**WHAT THE TASK REQUIRES**: Find the lines below that contain the string "Санкт". Copy each one.

**SOURCE DATA**:
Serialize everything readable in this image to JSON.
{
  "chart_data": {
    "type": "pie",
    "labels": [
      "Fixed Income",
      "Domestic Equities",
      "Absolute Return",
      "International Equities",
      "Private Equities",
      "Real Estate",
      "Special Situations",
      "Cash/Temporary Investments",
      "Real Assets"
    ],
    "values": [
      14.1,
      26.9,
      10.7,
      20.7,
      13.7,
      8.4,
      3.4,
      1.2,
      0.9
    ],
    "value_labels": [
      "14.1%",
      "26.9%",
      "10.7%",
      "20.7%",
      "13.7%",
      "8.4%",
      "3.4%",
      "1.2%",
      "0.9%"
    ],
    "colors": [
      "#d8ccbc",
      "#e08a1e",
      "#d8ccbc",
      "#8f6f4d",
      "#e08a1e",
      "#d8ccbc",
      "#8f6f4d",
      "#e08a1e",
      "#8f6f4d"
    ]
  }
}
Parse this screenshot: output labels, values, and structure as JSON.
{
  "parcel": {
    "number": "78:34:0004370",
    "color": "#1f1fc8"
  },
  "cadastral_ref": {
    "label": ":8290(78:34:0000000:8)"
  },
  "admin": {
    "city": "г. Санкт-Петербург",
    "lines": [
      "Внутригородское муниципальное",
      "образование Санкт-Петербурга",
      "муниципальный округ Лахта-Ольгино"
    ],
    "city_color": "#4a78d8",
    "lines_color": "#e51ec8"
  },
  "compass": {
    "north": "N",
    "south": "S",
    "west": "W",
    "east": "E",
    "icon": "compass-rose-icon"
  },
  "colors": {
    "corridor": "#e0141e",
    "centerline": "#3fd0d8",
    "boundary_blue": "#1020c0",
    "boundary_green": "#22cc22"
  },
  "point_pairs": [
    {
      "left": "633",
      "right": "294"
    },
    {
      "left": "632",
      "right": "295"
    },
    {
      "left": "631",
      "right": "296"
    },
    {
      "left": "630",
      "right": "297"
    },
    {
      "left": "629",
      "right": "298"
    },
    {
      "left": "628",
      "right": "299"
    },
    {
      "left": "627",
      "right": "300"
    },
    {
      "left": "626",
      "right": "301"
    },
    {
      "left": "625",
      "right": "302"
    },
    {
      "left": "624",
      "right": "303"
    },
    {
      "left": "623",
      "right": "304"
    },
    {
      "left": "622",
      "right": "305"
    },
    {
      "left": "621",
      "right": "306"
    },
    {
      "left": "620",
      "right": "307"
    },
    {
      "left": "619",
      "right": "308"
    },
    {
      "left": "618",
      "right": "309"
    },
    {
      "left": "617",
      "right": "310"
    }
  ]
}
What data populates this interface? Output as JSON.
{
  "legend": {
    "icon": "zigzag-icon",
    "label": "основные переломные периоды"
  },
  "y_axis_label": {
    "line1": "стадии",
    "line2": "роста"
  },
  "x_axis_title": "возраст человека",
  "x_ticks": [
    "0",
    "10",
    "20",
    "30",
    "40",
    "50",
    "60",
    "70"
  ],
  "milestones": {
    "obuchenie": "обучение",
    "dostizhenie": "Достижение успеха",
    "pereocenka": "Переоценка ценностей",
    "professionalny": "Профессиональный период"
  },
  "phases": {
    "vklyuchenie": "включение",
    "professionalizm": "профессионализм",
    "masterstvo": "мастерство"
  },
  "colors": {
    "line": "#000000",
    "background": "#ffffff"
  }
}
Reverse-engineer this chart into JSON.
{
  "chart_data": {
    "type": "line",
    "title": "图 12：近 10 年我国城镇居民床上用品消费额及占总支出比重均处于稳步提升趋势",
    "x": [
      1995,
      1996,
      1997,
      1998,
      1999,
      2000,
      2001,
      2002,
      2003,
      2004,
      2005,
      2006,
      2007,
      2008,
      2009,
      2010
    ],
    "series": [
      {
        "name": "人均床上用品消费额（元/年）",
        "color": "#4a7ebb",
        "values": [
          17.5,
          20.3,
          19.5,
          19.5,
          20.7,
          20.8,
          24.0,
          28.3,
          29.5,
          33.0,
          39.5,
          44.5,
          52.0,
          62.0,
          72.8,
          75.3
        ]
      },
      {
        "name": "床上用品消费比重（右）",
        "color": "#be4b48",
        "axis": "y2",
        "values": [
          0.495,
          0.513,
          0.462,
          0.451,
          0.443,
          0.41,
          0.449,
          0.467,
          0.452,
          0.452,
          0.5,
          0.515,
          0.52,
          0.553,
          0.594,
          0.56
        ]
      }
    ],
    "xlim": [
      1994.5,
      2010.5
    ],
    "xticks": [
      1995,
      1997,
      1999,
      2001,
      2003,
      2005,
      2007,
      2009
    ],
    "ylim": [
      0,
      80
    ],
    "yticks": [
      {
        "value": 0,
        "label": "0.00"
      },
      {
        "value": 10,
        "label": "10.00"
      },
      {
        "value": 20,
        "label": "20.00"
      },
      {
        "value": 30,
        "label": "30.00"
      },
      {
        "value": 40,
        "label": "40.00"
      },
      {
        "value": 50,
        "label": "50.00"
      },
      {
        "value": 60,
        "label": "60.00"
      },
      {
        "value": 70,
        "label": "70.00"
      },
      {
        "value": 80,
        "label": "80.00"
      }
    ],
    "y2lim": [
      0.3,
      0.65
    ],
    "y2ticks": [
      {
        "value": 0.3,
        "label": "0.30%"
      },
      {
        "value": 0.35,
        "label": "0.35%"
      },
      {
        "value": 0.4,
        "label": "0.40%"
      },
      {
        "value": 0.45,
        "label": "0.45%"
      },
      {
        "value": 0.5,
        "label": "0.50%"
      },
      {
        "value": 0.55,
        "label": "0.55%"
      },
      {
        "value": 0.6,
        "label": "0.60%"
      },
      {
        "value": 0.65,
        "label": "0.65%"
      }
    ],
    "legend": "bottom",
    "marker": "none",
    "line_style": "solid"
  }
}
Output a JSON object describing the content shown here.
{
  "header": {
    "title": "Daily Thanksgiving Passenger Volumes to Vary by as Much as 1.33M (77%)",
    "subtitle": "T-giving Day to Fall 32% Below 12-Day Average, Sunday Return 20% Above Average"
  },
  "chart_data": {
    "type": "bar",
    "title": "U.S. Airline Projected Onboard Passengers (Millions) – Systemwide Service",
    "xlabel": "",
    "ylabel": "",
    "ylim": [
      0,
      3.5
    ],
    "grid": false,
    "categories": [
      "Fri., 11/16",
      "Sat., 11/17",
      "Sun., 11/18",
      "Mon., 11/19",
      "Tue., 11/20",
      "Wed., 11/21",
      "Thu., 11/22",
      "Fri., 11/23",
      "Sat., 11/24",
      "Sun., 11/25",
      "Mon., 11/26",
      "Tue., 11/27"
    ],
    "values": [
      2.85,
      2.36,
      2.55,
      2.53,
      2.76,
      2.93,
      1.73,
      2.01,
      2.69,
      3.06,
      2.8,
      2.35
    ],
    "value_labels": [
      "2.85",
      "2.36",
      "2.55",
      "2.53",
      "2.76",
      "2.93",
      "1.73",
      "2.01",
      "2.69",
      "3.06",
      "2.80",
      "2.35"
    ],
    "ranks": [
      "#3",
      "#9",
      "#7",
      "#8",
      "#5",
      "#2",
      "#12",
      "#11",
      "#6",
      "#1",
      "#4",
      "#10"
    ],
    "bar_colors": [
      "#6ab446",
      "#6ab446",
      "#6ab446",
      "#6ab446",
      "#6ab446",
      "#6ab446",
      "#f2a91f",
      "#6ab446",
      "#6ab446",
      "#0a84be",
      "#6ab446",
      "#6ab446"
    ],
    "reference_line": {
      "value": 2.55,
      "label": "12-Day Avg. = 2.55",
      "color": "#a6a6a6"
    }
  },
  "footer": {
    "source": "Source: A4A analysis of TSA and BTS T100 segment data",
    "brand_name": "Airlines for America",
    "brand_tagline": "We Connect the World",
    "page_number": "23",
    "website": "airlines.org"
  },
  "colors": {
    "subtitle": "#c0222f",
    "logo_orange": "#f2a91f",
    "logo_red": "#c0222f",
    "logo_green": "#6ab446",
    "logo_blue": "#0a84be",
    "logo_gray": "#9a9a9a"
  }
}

**WRITTEN RESPONSE**:
    "city": "г. Санкт-Петербург",
      "образование Санкт-Петербурга",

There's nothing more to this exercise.